Written problem: Reproduce the entire listing word for word.

==*==

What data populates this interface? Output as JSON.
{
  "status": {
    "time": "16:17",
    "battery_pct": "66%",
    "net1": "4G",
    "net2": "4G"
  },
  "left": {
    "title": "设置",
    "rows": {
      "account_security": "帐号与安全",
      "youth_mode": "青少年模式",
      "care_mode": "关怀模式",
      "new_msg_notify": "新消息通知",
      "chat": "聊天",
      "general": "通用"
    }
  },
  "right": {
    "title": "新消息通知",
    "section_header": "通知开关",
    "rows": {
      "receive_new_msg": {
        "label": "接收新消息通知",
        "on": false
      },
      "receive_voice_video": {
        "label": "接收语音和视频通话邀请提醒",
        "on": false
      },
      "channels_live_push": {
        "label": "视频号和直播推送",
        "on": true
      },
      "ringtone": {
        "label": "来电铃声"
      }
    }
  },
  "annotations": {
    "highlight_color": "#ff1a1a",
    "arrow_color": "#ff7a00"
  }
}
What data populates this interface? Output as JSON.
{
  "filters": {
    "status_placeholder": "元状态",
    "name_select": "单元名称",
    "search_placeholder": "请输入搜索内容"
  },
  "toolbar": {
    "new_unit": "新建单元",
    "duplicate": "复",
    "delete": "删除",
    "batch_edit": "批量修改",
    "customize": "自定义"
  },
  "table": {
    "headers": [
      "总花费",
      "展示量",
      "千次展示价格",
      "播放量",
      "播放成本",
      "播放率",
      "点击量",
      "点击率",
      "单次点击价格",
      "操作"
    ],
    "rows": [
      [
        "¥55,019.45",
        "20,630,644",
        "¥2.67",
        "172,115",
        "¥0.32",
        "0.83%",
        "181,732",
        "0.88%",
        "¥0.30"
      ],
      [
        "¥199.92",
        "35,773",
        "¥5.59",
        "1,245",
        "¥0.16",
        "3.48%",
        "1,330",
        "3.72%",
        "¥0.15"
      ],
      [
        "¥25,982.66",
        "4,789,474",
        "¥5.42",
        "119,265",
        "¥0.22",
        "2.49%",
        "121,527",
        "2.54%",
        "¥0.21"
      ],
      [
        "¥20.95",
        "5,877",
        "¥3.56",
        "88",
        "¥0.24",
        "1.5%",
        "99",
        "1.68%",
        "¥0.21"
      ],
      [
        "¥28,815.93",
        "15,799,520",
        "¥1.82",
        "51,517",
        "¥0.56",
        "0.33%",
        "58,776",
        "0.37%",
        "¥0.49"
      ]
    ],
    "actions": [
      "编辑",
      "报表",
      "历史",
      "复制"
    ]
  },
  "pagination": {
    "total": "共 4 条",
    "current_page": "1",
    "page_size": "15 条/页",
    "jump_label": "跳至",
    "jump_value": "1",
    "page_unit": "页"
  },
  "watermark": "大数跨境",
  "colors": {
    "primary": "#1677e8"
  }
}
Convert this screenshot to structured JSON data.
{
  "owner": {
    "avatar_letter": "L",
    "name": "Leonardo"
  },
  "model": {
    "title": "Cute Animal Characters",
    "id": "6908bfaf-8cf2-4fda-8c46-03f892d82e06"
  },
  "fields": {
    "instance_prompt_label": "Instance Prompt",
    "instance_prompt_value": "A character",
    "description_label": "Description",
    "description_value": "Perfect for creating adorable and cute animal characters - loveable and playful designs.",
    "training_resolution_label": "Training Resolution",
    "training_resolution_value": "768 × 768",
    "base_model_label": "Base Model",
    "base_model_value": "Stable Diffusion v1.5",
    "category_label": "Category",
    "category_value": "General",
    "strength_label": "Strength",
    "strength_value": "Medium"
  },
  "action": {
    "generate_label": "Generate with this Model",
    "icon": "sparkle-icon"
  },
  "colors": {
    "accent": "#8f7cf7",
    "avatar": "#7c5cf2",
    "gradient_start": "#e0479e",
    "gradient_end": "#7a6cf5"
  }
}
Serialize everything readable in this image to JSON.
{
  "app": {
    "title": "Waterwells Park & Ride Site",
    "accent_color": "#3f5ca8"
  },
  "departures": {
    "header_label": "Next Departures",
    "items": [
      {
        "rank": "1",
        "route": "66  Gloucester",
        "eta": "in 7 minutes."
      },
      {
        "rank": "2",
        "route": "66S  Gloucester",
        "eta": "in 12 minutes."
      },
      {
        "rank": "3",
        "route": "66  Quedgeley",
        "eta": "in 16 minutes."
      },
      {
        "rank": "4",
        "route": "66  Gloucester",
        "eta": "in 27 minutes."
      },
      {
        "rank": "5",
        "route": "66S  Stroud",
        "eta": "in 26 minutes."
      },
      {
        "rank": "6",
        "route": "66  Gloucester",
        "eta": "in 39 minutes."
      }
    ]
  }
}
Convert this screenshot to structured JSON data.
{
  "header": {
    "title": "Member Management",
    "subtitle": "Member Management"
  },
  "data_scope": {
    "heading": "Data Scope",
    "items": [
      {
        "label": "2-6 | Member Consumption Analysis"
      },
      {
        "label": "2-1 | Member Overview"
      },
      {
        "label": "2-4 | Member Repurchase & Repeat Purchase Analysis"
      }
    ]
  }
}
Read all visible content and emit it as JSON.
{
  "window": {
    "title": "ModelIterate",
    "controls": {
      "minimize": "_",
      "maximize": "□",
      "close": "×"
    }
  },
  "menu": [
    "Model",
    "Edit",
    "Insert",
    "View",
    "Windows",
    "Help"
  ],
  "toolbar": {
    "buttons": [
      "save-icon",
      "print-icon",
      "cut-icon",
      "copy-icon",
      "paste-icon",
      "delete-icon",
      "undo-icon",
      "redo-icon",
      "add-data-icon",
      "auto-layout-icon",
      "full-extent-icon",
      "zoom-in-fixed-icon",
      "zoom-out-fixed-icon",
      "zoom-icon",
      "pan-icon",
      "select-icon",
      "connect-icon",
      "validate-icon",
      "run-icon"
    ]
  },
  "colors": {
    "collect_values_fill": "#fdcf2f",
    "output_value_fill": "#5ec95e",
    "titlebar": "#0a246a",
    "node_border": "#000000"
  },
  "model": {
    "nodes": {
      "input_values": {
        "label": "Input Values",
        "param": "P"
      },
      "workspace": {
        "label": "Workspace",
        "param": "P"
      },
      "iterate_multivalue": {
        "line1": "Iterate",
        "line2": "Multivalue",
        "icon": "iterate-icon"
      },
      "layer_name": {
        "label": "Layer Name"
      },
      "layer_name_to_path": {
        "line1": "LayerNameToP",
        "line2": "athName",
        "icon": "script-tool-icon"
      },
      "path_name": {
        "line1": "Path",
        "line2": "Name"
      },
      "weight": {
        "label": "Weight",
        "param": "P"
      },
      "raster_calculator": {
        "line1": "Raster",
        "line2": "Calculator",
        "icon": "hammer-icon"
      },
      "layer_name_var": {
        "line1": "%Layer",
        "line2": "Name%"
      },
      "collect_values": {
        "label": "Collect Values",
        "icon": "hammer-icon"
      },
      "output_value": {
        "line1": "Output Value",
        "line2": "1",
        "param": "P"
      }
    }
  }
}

==*==

Exercise response:
What data populates this interface? Output as JSON.
{
  "status": {
    "time": "16:17",
    "battery_pct": "66%",
    "net1": "4G",
    "net2": "4G"
  },
  "left": {
    "title": "设置",
    "rows": {
      "account_security": "帐号与安全",
      "youth_mode": "青少年模式",
      "care_mode": "关怀模式",
      "new_msg_notify": "新消息通知",
      "chat": "聊天",
      "general": "通用"
    }
  },
  "right": {
    "title": "新消息通知",
    "section_header": "通知开关",
    "rows": {
      "receive_new_msg": {
        "label": "接收新消息通知",
        "on": false
      },
      "receive_voice_video": {
        "label": "接收语音和视频通话邀请提醒",
        "on": false
      },
      "channels_live_push": {
        "label": "视频号和直播推送",
        "on": true
      },
      "ringtone": {
        "label": "来电铃声"
      }
    }
  },
  "annotations": {
    "highlight_color": "#ff1a1a",
    "arrow_color": "#ff7a00"
  }
}
What data populates this interface? Output as JSON.
{
  "filters": {
    "status_placeholder": "元状态",
    "name_select": "单元名称",
    "search_placeholder": "请输入搜索内容"
  },
  "toolbar": {
    "new_unit": "新建单元",
    "duplicate": "复",
    "delete": "删除",
    "batch_edit": "批量修改",
    "customize": "自定义"
  },
  "table": {
    "headers": [
      "总花费",
      "展示量",
      "千次展示价格",
      "播放量",
      "播放成本",
      "播放率",
      "点击量",
      "点击率",
      "单次点击价格",
      "操作"
    ],
    "rows": [
      [
        "¥55,019.45",
        "20,630,644",
        "¥2.67",
        "172,115",
        "¥0.32",
        "0.83%",
        "181,732",
        "0.88%",
        "¥0.30"
      ],
      [
        "¥199.92",
        "35,773",
        "¥5.59",
        "1,245",
        "¥0.16",
        "3.48%",
        "1,330",
        "3.72%",
        "¥0.15"
      ],
      [
        "¥25,982.66",
        "4,789,474",
        "¥5.42",
        "119,265",
        "¥0.22",
        "2.49%",
        "121,527",
        "2.54%",
        "¥0.21"
      ],
      [
        "¥20.95",
        "5,877",
        "¥3.56",
        "88",
        "¥0.24",
        "1.5%",
        "99",
        "1.68%",
        "¥0.21"
      ],
      [
        "¥28,815.93",
        "15,799,520",
        "¥1.82",
        "51,517",
        "¥0.56",
        "0.33%",
        "58,776",
        "0.37%",
        "¥0.49"
      ]
    ],
    "actions": [
      "编辑",
      "报表",
      "历史",
      "复制"
    ]
  },
  "pagination": {
    "total": "共 4 条",
    "current_page": "1",
    "page_size": "15 条/页",
    "jump_label": "跳至",
    "jump_value": "1",
    "page_unit": "页"
  },
  "watermark": "大数跨境",
  "colors": {
    "primary": "#1677e8"
  }
}
Convert this screenshot to structured JSON data.
{
  "owner": {
    "avatar_letter": "L",
    "name": "Leonardo"
  },
  "model": {
    "title": "Cute Animal Characters",
    "id": "6908bfaf-8cf2-4fda-8c46-03f892d82e06"
  },
  "fields": {
    "instance_prompt_label": "Instance Prompt",
    "instance_prompt_value": "A character",
    "description_label": "Description",
    "description_value": "Perfect for creating adorable and cute animal characters - loveable and playful designs.",
    "training_resolution_label": "Training Resolution",
    "training_resolution_value": "768 × 768",
    "base_model_label": "Base Model",
    "base_model_value": "Stable Diffusion v1.5",
    "category_label": "Category",
    "category_value": "General",
    "strength_label": "Strength",
    "strength_value": "Medium"
  },
  "action": {
    "generate_label": "Generate with this Model",
    "icon": "sparkle-icon"
  },
  "colors": {
    "accent": "#8f7cf7",
    "avatar": "#7c5cf2",
    "gradient_start": "#e0479e",
    "gradient_end": "#7a6cf5"
  }
}
Serialize everything readable in this image to JSON.
{
  "app": {
    "title": "Waterwells Park & Ride Site",
    "accent_color": "#3f5ca8"
  },
  "departures": {
    "header_label": "Next Departures",
    "items": [
      {
        "rank": "1",
        "route": "66  Gloucester",
        "eta": "in 7 minutes."
      },
      {
        "rank": "2",
        "route": "66S  Gloucester",
        "eta": "in 12 minutes."
      },
      {
        "rank": "3",
        "route": "66  Quedgeley",
        "eta": "in 16 minutes."
      },
      {
        "rank": "4",
        "route": "66  Gloucester",
        "eta": "in 27 minutes."
      },
      {
        "rank": "5",
        "route": "66S  Stroud",
        "eta": "in 26 minutes."
      },
      {
        "rank": "6",
        "route": "66  Gloucester",
        "eta": "in 39 minutes."
      }
    ]
  }
}
Convert this screenshot to structured JSON data.
{
  "header": {
    "title": "Member Management",
    "subtitle": "Member Management"
  },
  "data_scope": {
    "heading": "Data Scope",
    "items": [
      {
        "label": "2-6 | Member Consumption Analysis"
      },
      {
        "label": "2-1 | Member Overview"
      },
      {
        "label": "2-4 | Member Repurchase & Repeat Purchase Analysis"
      }
    ]
  }
}
Read all visible content and emit it as JSON.
{
  "window": {
    "title": "ModelIterate",
    "controls": {
      "minimize": "_",
      "maximize": "□",
      "close": "×"
    }
  },
  "menu": [
    "Model",
    "Edit",
    "Insert",
    "View",
    "Windows",
    "Help"
  ],
  "toolbar": {
    "buttons": [
      "save-icon",
      "print-icon",
      "cut-icon",
      "copy-icon",
      "paste-icon",
      "delete-icon",
      "undo-icon",
      "redo-icon",
      "add-data-icon",
      "auto-layout-icon",
      "full-extent-icon",
      "zoom-in-fixed-icon",
      "zoom-out-fixed-icon",
      "zoom-icon",
      "pan-icon",
      "select-icon",
      "connect-icon",
      "validate-icon",
      "run-icon"
    ]
  },
  "colors": {
    "collect_values_fill": "#fdcf2f",
    "output_value_fill": "#5ec95e",
    "titlebar": "#0a246a",
    "node_border": "#000000"
  },
  "model": {
    "nodes": {
      "input_values": {
        "label": "Input Values",
        "param": "P"
      },
      "workspace": {
        "label": "Workspace",
        "param": "P"
      },
      "iterate_multivalue": {
        "line1": "Iterate",
        "line2": "Multivalue",
        "icon": "iterate-icon"
      },
      "layer_name": {
        "label": "Layer Name"
      },
      "layer_name_to_path": {
        "line1": "LayerNameToP",
        "line2": "athName",
        "icon": "script-tool-icon"
      },
      "path_name": {
        "line1": "Path",
        "line2": "Name"
      },
      "weight": {
        "label": "Weight",
        "param": "P"
      },
      "raster_calculator": {
        "line1": "Raster",
        "line2": "Calculator",
        "icon": "hammer-icon"
      },
      "layer_name_var": {
        "line1": "%Layer",
        "line2": "Name%"
      },
      "collect_values": {
        "label": "Collect Values",
        "icon": "hammer-icon"
      },
      "output_value": {
        "line1": "Output Value",
        "line2": "1",
        "param": "P"
      }
    }
  }
}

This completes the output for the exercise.